- _SHORT EXERCISE_
Select, from the data, each line where "icon" occurs.
%%
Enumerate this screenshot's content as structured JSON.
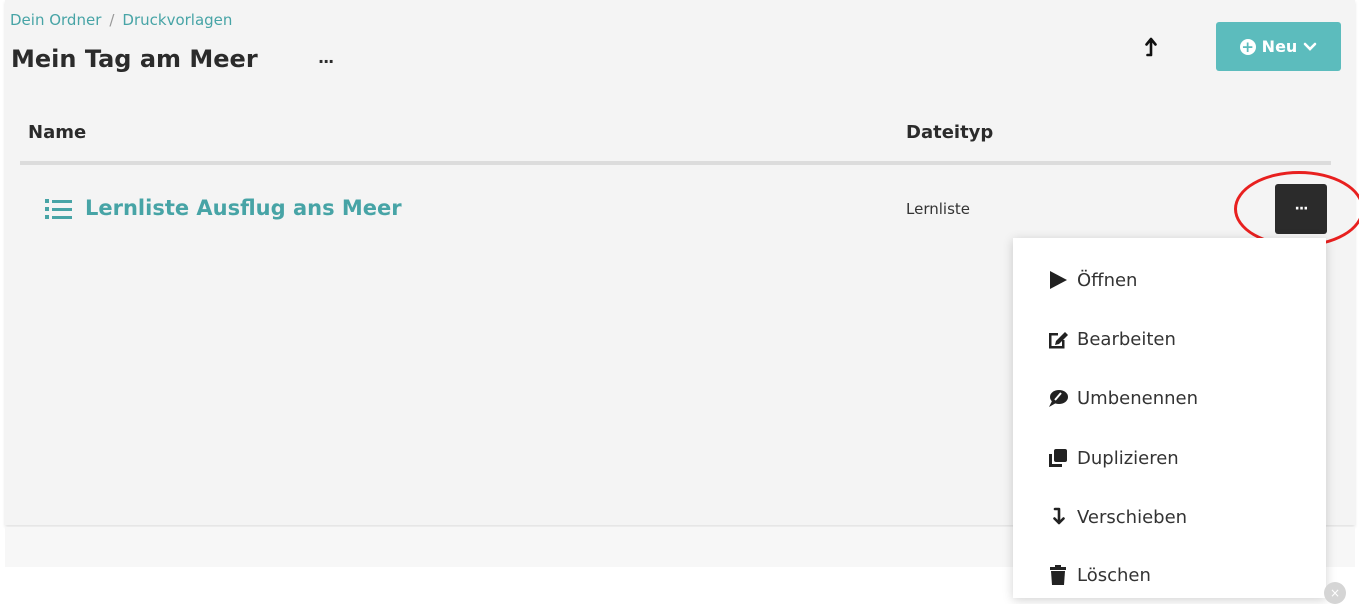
{
  "breadcrumb": {
    "items": [
      "Dein Ordner",
      "Druckvorlagen"
    ],
    "separator": "/"
  },
  "header": {
    "title": "Mein Tag am Meer",
    "more_label": "···",
    "new_button_label": "Neu"
  },
  "table": {
    "columns": {
      "name": "Name",
      "type": "Dateityp"
    },
    "rows": [
      {
        "name": "Lernliste Ausflug ans Meer",
        "type": "Lernliste",
        "icon": "list-icon",
        "more_label": "···"
      }
    ]
  },
  "context_menu": {
    "items": [
      {
        "label": "Öffnen",
        "icon": "play-icon"
      },
      {
        "label": "Bearbeiten",
        "icon": "edit-icon"
      },
      {
        "label": "Umbenennen",
        "icon": "rename-icon"
      },
      {
        "label": "Duplizieren",
        "icon": "duplicate-icon"
      },
      {
        "label": "Verschieben",
        "icon": "move-icon"
      },
      {
        "label": "Löschen",
        "icon": "trash-icon"
      }
    ]
  },
  "colors": {
    "accent": "#5cbcbd",
    "link": "#47a4a6",
    "highlight": "#e8201f",
    "dark": "#2b2b2b"
  }
}
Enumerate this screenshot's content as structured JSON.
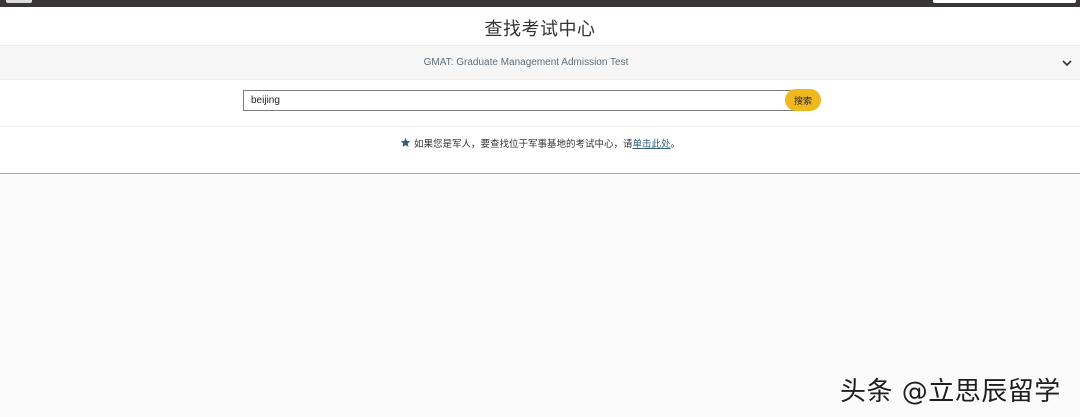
%%
- _ANSWER FOR THE TASK_
        "icon": "list-icon",
        "icon": "play-icon"
        "icon": "edit-icon"
        "icon": "rename-icon"
        "icon": "duplicate-icon"
        "icon": "move-icon"
        "icon": "trash-icon"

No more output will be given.